Data entries
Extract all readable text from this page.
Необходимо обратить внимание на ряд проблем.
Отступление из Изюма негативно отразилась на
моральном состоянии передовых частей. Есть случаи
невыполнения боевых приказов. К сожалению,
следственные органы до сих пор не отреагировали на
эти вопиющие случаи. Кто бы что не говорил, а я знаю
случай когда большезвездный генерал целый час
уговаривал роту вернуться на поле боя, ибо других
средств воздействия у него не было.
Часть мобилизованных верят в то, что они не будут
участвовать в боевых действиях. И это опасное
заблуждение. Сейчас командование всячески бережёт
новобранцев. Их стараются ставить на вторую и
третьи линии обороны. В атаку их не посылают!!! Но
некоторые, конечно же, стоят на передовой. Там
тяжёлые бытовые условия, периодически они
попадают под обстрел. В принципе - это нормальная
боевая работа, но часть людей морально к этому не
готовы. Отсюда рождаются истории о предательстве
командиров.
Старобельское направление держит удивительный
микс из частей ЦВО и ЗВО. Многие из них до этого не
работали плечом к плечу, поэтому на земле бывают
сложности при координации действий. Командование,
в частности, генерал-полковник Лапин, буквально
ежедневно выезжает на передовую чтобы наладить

The exercise: Write out each line of the data above again, exactly as given.

Result for this exercise:
Extract all readable text from this page.
Необходимо обратить внимание на ряд проблем.
Отступление из Изюма негативно отразилась на
моральном состоянии передовых частей. Есть случаи
невыполнения боевых приказов. К сожалению,
следственные органы до сих пор не отреагировали на
эти вопиющие случаи. Кто бы что не говорил, а я знаю
случай когда большезвездный генерал целый час
уговаривал роту вернуться на поле боя, ибо других
средств воздействия у него не было.
Часть мобилизованных верят в то, что они не будут
участвовать в боевых действиях. И это опасное
заблуждение. Сейчас командование всячески бережёт
новобранцев. Их стараются ставить на вторую и
третьи линии обороны. В атаку их не посылают!!! Но
некоторые, конечно же, стоят на передовой. Там
тяжёлые бытовые условия, периодически они
попадают под обстрел. В принципе - это нормальная
боевая работа, но часть людей морально к этому не
готовы. Отсюда рождаются истории о предательстве
командиров.
Старобельское направление держит удивительный
микс из частей ЦВО и ЗВО. Многие из них до этого не
работали плечом к плечу, поэтому на земле бывают
сложности при координации действий. Командование,
в частности, генерал-полковник Лапин, буквально
ежедневно выезжает на передовую чтобы наладить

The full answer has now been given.